** BEGIN Data section **
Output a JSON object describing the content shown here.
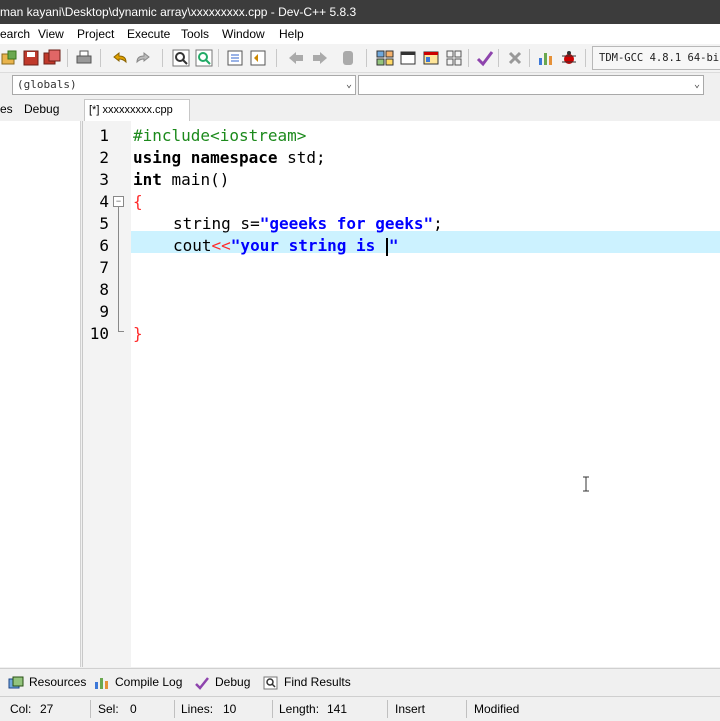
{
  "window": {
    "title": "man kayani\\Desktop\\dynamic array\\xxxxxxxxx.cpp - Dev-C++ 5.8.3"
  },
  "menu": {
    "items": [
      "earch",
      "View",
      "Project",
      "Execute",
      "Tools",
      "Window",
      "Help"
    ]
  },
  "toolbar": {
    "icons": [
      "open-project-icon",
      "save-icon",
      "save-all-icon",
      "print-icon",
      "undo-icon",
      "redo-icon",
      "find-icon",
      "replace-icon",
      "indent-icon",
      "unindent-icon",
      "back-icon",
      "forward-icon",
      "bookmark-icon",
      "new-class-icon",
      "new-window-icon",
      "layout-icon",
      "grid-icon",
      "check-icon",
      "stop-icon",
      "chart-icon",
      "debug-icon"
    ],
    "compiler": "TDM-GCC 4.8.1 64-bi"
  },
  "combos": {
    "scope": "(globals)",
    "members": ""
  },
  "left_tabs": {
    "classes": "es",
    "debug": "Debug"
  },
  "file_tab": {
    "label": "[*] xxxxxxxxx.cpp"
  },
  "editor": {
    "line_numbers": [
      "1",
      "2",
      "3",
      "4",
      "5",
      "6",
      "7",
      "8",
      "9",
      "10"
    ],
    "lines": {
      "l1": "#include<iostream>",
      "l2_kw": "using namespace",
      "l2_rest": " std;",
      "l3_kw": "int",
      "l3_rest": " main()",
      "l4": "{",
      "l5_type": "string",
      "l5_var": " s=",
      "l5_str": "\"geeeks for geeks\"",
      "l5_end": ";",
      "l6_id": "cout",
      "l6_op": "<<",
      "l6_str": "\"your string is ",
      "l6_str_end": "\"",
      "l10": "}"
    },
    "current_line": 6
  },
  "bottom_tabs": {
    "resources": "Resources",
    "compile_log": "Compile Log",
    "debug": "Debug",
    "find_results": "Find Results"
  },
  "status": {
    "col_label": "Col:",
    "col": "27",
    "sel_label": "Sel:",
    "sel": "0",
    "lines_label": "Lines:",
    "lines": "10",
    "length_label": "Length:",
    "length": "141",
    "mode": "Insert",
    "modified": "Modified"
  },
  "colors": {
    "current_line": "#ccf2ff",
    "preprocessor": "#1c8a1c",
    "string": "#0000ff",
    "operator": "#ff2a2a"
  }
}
** END Data section **
What the task requires
Set the listing down in full and exactly. Pictures within it should not appear in the copy.

Reply to the task
Output a JSON object describing the content shown here.
{
  "window": {
    "title": "man kayani\\Desktop\\dynamic array\\xxxxxxxxx.cpp - Dev-C++ 5.8.3"
  },
  "menu": {
    "items": [
      "earch",
      "View",
      "Project",
      "Execute",
      "Tools",
      "Window",
      "Help"
    ]
  },
  "toolbar": {
    "icons": [
      "open-project-icon",
      "save-icon",
      "save-all-icon",
      "print-icon",
      "undo-icon",
      "redo-icon",
      "find-icon",
      "replace-icon",
      "indent-icon",
      "unindent-icon",
      "back-icon",
      "forward-icon",
      "bookmark-icon",
      "new-class-icon",
      "new-window-icon",
      "layout-icon",
      "grid-icon",
      "check-icon",
      "stop-icon",
      "chart-icon",
      "debug-icon"
    ],
    "compiler": "TDM-GCC 4.8.1 64-bi"
  },
  "combos": {
    "scope": "(globals)",
    "members": ""
  },
  "left_tabs": {
    "classes": "es",
    "debug": "Debug"
  },
  "file_tab": {
    "label": "[*] xxxxxxxxx.cpp"
  },
  "editor": {
    "line_numbers": [
      "1",
      "2",
      "3",
      "4",
      "5",
      "6",
      "7",
      "8",
      "9",
      "10"
    ],
    "lines": {
      "l1": "#include<iostream>",
      "l2_kw": "using namespace",
      "l2_rest": " std;",
      "l3_kw": "int",
      "l3_rest": " main()",
      "l4": "{",
      "l5_type": "string",
      "l5_var": " s=",
      "l5_str": "\"geeeks for geeks\"",
      "l5_end": ";",
      "l6_id": "cout",
      "l6_op": "<<",
      "l6_str": "\"your string is ",
      "l6_str_end": "\"",
      "l10": "}"
    },
    "current_line": 6
  },
  "bottom_tabs": {
    "resources": "Resources",
    "compile_log": "Compile Log",
    "debug": "Debug",
    "find_results": "Find Results"
  },
  "status": {
    "col_label": "Col:",
    "col": "27",
    "sel_label": "Sel:",
    "sel": "0",
    "lines_label": "Lines:",
    "lines": "10",
    "length_label": "Length:",
    "length": "141",
    "mode": "Insert",
    "modified": "Modified"
  },
  "colors": {
    "current_line": "#ccf2ff",
    "preprocessor": "#1c8a1c",
    "string": "#0000ff",
    "operator": "#ff2a2a"
  }
}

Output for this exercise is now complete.